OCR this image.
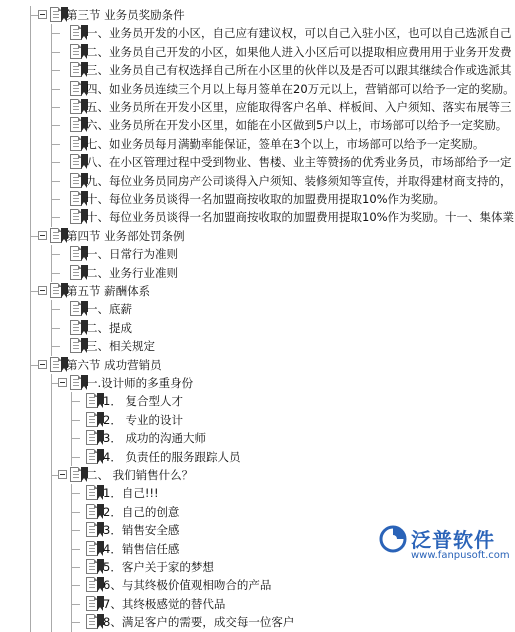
第三节 业务员奖励条件
一、业务员开发的小区，自己应有建议权，可以自己入驻小区，也可以自己选派自己
二、业务员自己开发的小区，如果他人进入小区后可以提取相应费用用于业务开发费
三、业务员自己有权选择自己所在小区里的伙伴以及是否可以跟其继续合作或选派其
四、如业务员连续三个月以上每月签单在20万元以上，营销部可以给予一定的奖励。
五、业务员所在开发小区里，应能取得客户名单、样板间、入户须知、落实布展等三
六、业务员所在开发小区里，如能在小区做到5户以上，市场部可以给予一定奖励。
七、如业务员每月满勤率能保证，签单在3个以上，市场部可以给予一定奖励。
八、在小区管理过程中受到物业、售楼、业主等赞扬的优秀业务员，市场部给予一定
九、每位业务员同房产公司谈得入户须知、装修须知等宣传，并取得建材商支持的，
十、每位业务员谈得一名加盟商按收取的加盟费用提取10%作为奖励。
十、每位业务员谈得一名加盟商按收取的加盟费用提取10%作为奖励。十一、集体業
第四节 业务部处罚条例
一、日常行为准则
二、业务行业准则
第五节 薪酬体系
一、底薪
二、提成
三、相关规定
第六节 成功营销员
一.设计师的多重身份
1． 复合型人才
2． 专业的设计
3． 成功的沟通大师
4． 负责任的服务跟踪人员
二、 我们销售什么？
1．自己!!!
2．自己的创意
3．销售安全感
4．销售信任感
5．客户关于家的梦想
6、与其终极价值观相吻合的产品
7、其终极感觉的替代品
8、满足客户的需要，成交每一位客户
泛普软件
www.fanpusoft.com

● ● ● ● ● ● ●

[EXERCISE DIRECTIONS] Check each line of the records for "作为奖励" and copy the ones that contain it.

[CORRECT ANSWER]
十、每位业务员谈得一名加盟商按收取的加盟费用提取10%作为奖励。
十、每位业务员谈得一名加盟商按收取的加盟费用提取10%作为奖励。十一、集体業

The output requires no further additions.